Task description => Leaving out the pictures, retype all the material exactly.

Dataset records

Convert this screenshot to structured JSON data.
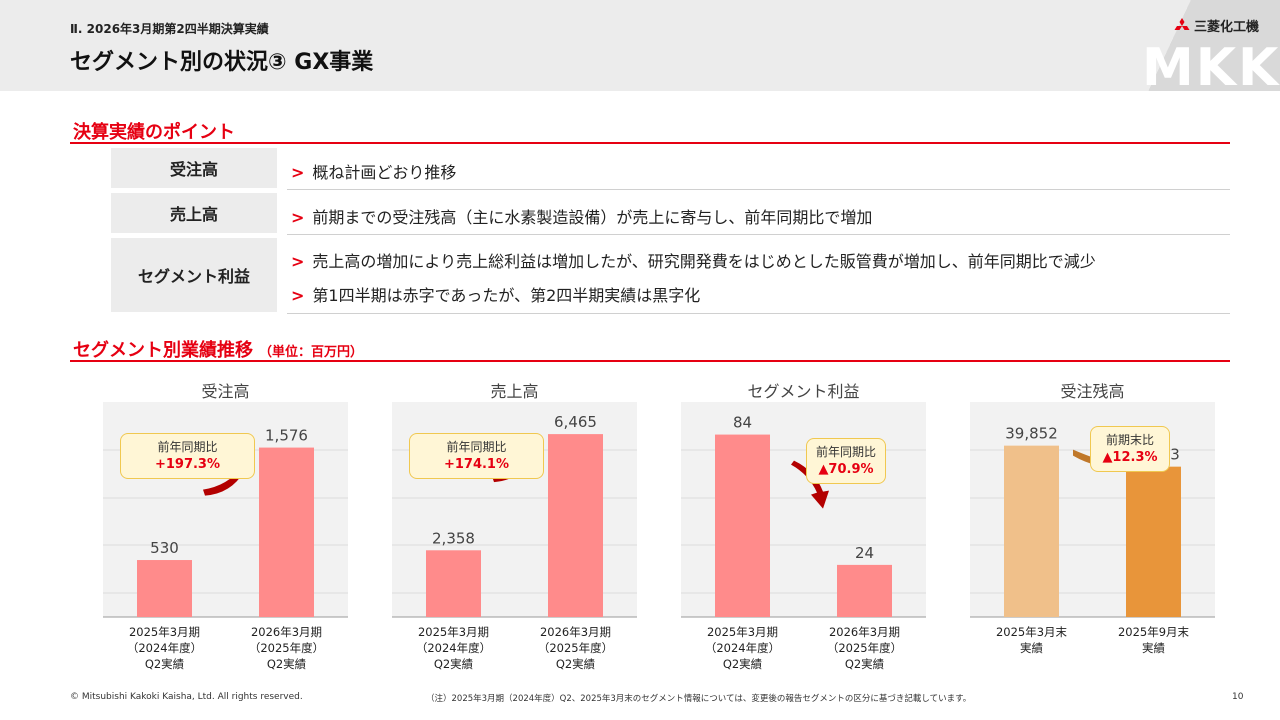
{
  "header": {
    "section": "Ⅱ. 2026年3月期第2四半期決算実績",
    "title": "セグメント別の状況③ GX事業",
    "company": "三菱化工機",
    "watermark": "MKK"
  },
  "points": {
    "title": "決算実績のポイント",
    "rows": [
      {
        "label": "受注高",
        "lines": [
          "概ね計画どおり推移"
        ]
      },
      {
        "label": "売上高",
        "lines": [
          "前期までの受注残高（主に水素製造設備）が売上に寄与し、前年同期比で増加"
        ]
      },
      {
        "label": "セグメント利益",
        "lines": [
          "売上高の増加により売上総利益は増加したが、研究開発費をはじめとした販管費が増加し、前年同期比で減少",
          "第1四半期は赤字であったが、第2四半期実績は黒字化"
        ]
      }
    ],
    "marker": ">"
  },
  "perf": {
    "title": "セグメント別業績推移",
    "unit": "（単位：百万円）"
  },
  "chart_data": [
    {
      "type": "bar",
      "title": "受注高",
      "categories": [
        "2025年3月期\n（2024年度）\nQ2実績",
        "2026年3月期\n（2025年度）\nQ2実績"
      ],
      "values": [
        530,
        1576
      ],
      "value_labels": [
        "530",
        "1,576"
      ],
      "ylim": [
        0,
        2000
      ],
      "colors": [
        "#ff8b8b",
        "#ff8b8b"
      ],
      "callout": {
        "label": "前年同期比",
        "value": "+197.3%"
      },
      "arrow": "up",
      "arrow_color": "#b30000",
      "grid": true
    },
    {
      "type": "bar",
      "title": "売上高",
      "categories": [
        "2025年3月期\n（2024年度）\nQ2実績",
        "2026年3月期\n（2025年度）\nQ2実績"
      ],
      "values": [
        2358,
        6465
      ],
      "value_labels": [
        "2,358",
        "6,465"
      ],
      "ylim": [
        0,
        7600
      ],
      "colors": [
        "#ff8b8b",
        "#ff8b8b"
      ],
      "callout": {
        "label": "前年同期比",
        "value": "+174.1%"
      },
      "arrow": "up",
      "arrow_color": "#b30000",
      "grid": true
    },
    {
      "type": "bar",
      "title": "セグメント利益",
      "categories": [
        "2025年3月期\n（2024年度）\nQ2実績",
        "2026年3月期\n（2025年度）\nQ2実績"
      ],
      "values": [
        84,
        24
      ],
      "value_labels": [
        "84",
        "24"
      ],
      "ylim": [
        0,
        99
      ],
      "colors": [
        "#ff8b8b",
        "#ff8b8b"
      ],
      "callout": {
        "label": "前年同期比",
        "value": "▲70.9%"
      },
      "arrow": "down",
      "arrow_color": "#b30000",
      "grid": true
    },
    {
      "type": "bar",
      "title": "受注残高",
      "categories": [
        "2025年3月末\n実績",
        "2025年9月末\n実績"
      ],
      "values": [
        39852,
        34963
      ],
      "value_labels": [
        "39,852",
        "34,963"
      ],
      "ylim": [
        0,
        50000
      ],
      "colors": [
        "#f0c08a",
        "#e8953a"
      ],
      "callout": {
        "label": "前期末比",
        "value": "▲12.3%"
      },
      "arrow": "right",
      "arrow_color": "#c0782a",
      "grid": true
    }
  ],
  "footer": {
    "copyright": "© Mitsubishi Kakoki Kaisha, Ltd. All rights reserved.",
    "note": "（注）2025年3月期（2024年度）Q2、2025年3月末のセグメント情報については、変更後の報告セグメントの区分に基づき記載しています。",
    "page": "10"
  }
}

Task output =>
Convert this screenshot to structured JSON data.
{
  "header": {
    "section": "Ⅱ. 2026年3月期第2四半期決算実績",
    "title": "セグメント別の状況③ GX事業",
    "company": "三菱化工機",
    "watermark": "MKK"
  },
  "points": {
    "title": "決算実績のポイント",
    "rows": [
      {
        "label": "受注高",
        "lines": [
          "概ね計画どおり推移"
        ]
      },
      {
        "label": "売上高",
        "lines": [
          "前期までの受注残高（主に水素製造設備）が売上に寄与し、前年同期比で増加"
        ]
      },
      {
        "label": "セグメント利益",
        "lines": [
          "売上高の増加により売上総利益は増加したが、研究開発費をはじめとした販管費が増加し、前年同期比で減少",
          "第1四半期は赤字であったが、第2四半期実績は黒字化"
        ]
      }
    ],
    "marker": ">"
  },
  "perf": {
    "title": "セグメント別業績推移",
    "unit": "（単位：百万円）"
  },
  "chart_data": [
    {
      "type": "bar",
      "title": "受注高",
      "categories": [
        "2025年3月期\n（2024年度）\nQ2実績",
        "2026年3月期\n（2025年度）\nQ2実績"
      ],
      "values": [
        530,
        1576
      ],
      "value_labels": [
        "530",
        "1,576"
      ],
      "ylim": [
        0,
        2000
      ],
      "colors": [
        "#ff8b8b",
        "#ff8b8b"
      ],
      "callout": {
        "label": "前年同期比",
        "value": "+197.3%"
      },
      "arrow": "up",
      "arrow_color": "#b30000",
      "grid": true
    },
    {
      "type": "bar",
      "title": "売上高",
      "categories": [
        "2025年3月期\n（2024年度）\nQ2実績",
        "2026年3月期\n（2025年度）\nQ2実績"
      ],
      "values": [
        2358,
        6465
      ],
      "value_labels": [
        "2,358",
        "6,465"
      ],
      "ylim": [
        0,
        7600
      ],
      "colors": [
        "#ff8b8b",
        "#ff8b8b"
      ],
      "callout": {
        "label": "前年同期比",
        "value": "+174.1%"
      },
      "arrow": "up",
      "arrow_color": "#b30000",
      "grid": true
    },
    {
      "type": "bar",
      "title": "セグメント利益",
      "categories": [
        "2025年3月期\n（2024年度）\nQ2実績",
        "2026年3月期\n（2025年度）\nQ2実績"
      ],
      "values": [
        84,
        24
      ],
      "value_labels": [
        "84",
        "24"
      ],
      "ylim": [
        0,
        99
      ],
      "colors": [
        "#ff8b8b",
        "#ff8b8b"
      ],
      "callout": {
        "label": "前年同期比",
        "value": "▲70.9%"
      },
      "arrow": "down",
      "arrow_color": "#b30000",
      "grid": true
    },
    {
      "type": "bar",
      "title": "受注残高",
      "categories": [
        "2025年3月末\n実績",
        "2025年9月末\n実績"
      ],
      "values": [
        39852,
        34963
      ],
      "value_labels": [
        "39,852",
        "34,963"
      ],
      "ylim": [
        0,
        50000
      ],
      "colors": [
        "#f0c08a",
        "#e8953a"
      ],
      "callout": {
        "label": "前期末比",
        "value": "▲12.3%"
      },
      "arrow": "right",
      "arrow_color": "#c0782a",
      "grid": true
    }
  ],
  "footer": {
    "copyright": "© Mitsubishi Kakoki Kaisha, Ltd. All rights reserved.",
    "note": "（注）2025年3月期（2024年度）Q2、2025年3月末のセグメント情報については、変更後の報告セグメントの区分に基づき記載しています。",
    "page": "10"
  }
}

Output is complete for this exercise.